▶ _Dataset excerpts_
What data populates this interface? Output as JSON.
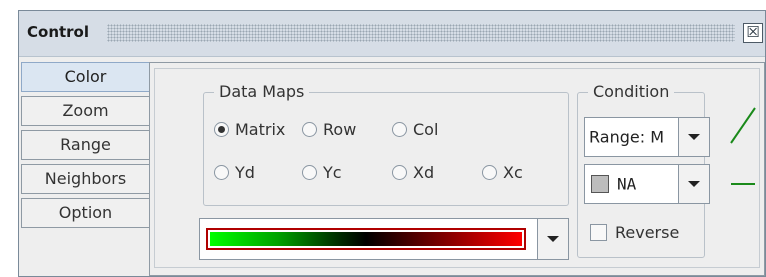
{
  "window": {
    "title": "Control",
    "close_glyph": "☒"
  },
  "tabs": [
    {
      "label": "Color",
      "selected": true
    },
    {
      "label": "Zoom",
      "selected": false
    },
    {
      "label": "Range",
      "selected": false
    },
    {
      "label": "Neighbors",
      "selected": false
    },
    {
      "label": "Option",
      "selected": false
    }
  ],
  "data_maps": {
    "title": "Data Maps",
    "options": [
      {
        "label": "Matrix",
        "checked": true
      },
      {
        "label": "Row",
        "checked": false
      },
      {
        "label": "Col",
        "checked": false
      },
      {
        "label": "Yd",
        "checked": false
      },
      {
        "label": "Yc",
        "checked": false
      },
      {
        "label": "Xd",
        "checked": false
      },
      {
        "label": "Xc",
        "checked": false
      }
    ]
  },
  "colormap": {
    "gradient_stops": [
      "#00ff00",
      "#000000",
      "#ff0000"
    ]
  },
  "condition": {
    "title": "Condition",
    "range_value": "Range: M",
    "na_value": "NA",
    "na_swatch_color": "#bdbdbd",
    "reverse_label": "Reverse",
    "reverse_checked": false
  },
  "colors": {
    "selected_tab": "#dbe6f2",
    "connector_line": "#1a8a1a",
    "titlebar": "#d6dde6"
  }
}
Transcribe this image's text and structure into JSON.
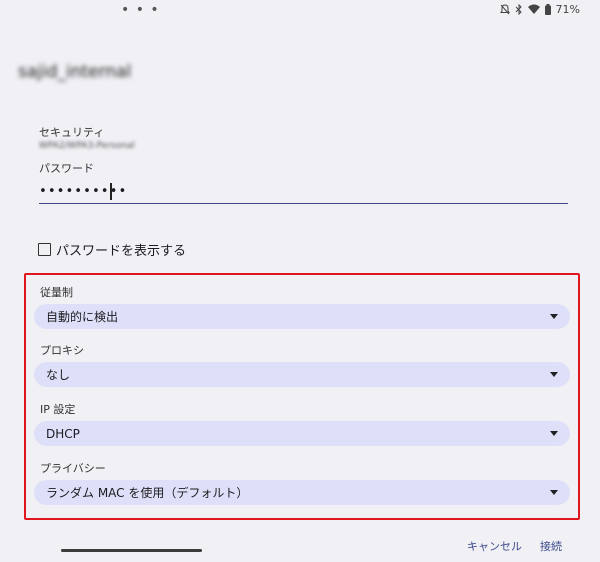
{
  "status_bar": {
    "menu_dots": "• • •",
    "battery_text": "71%"
  },
  "dialog": {
    "title": "sajid_internal",
    "security_label": "セキュリティ",
    "security_value": "WPA2/WPA3-Personal",
    "password_label": "パスワード",
    "password_value": "••••••••••",
    "show_password_label": "パスワードを表示する",
    "metered": {
      "label": "従量制",
      "value": "自動的に検出"
    },
    "proxy": {
      "label": "プロキシ",
      "value": "なし"
    },
    "ip_settings": {
      "label": "IP 設定",
      "value": "DHCP"
    },
    "privacy": {
      "label": "プライバシー",
      "value": "ランダム MAC を使用（デフォルト）"
    },
    "cancel_label": "キャンセル",
    "connect_label": "接続"
  },
  "colors": {
    "background": "#f0f0f5",
    "dropdown_fill": "#dde0f8",
    "accent": "#3d4a8c",
    "highlight_border": "#e1151d"
  }
}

▶ _What the task requires_
Every line should be retyped exactly, with the pictures omitted.

▶ _Expected answer_
What data populates this interface? Output as JSON.
{
  "window": {
    "title": "Control",
    "close_glyph": "☒"
  },
  "tabs": [
    {
      "label": "Color",
      "selected": true
    },
    {
      "label": "Zoom",
      "selected": false
    },
    {
      "label": "Range",
      "selected": false
    },
    {
      "label": "Neighbors",
      "selected": false
    },
    {
      "label": "Option",
      "selected": false
    }
  ],
  "data_maps": {
    "title": "Data Maps",
    "options": [
      {
        "label": "Matrix",
        "checked": true
      },
      {
        "label": "Row",
        "checked": false
      },
      {
        "label": "Col",
        "checked": false
      },
      {
        "label": "Yd",
        "checked": false
      },
      {
        "label": "Yc",
        "checked": false
      },
      {
        "label": "Xd",
        "checked": false
      },
      {
        "label": "Xc",
        "checked": false
      }
    ]
  },
  "colormap": {
    "gradient_stops": [
      "#00ff00",
      "#000000",
      "#ff0000"
    ]
  },
  "condition": {
    "title": "Condition",
    "range_value": "Range: M",
    "na_value": "NA",
    "na_swatch_color": "#bdbdbd",
    "reverse_label": "Reverse",
    "reverse_checked": false
  },
  "colors": {
    "selected_tab": "#dbe6f2",
    "connector_line": "#1a8a1a",
    "titlebar": "#d6dde6"
  }
}
Transcribe this image's text and structure into JSON.
{
  "status_bar": {
    "menu_dots": "• • •",
    "battery_text": "71%"
  },
  "dialog": {
    "title": "sajid_internal",
    "security_label": "セキュリティ",
    "security_value": "WPA2/WPA3-Personal",
    "password_label": "パスワード",
    "password_value": "••••••••••",
    "show_password_label": "パスワードを表示する",
    "metered": {
      "label": "従量制",
      "value": "自動的に検出"
    },
    "proxy": {
      "label": "プロキシ",
      "value": "なし"
    },
    "ip_settings": {
      "label": "IP 設定",
      "value": "DHCP"
    },
    "privacy": {
      "label": "プライバシー",
      "value": "ランダム MAC を使用（デフォルト）"
    },
    "cancel_label": "キャンセル",
    "connect_label": "接続"
  },
  "colors": {
    "background": "#f0f0f5",
    "dropdown_fill": "#dde0f8",
    "accent": "#3d4a8c",
    "highlight_border": "#e1151d"
  }
}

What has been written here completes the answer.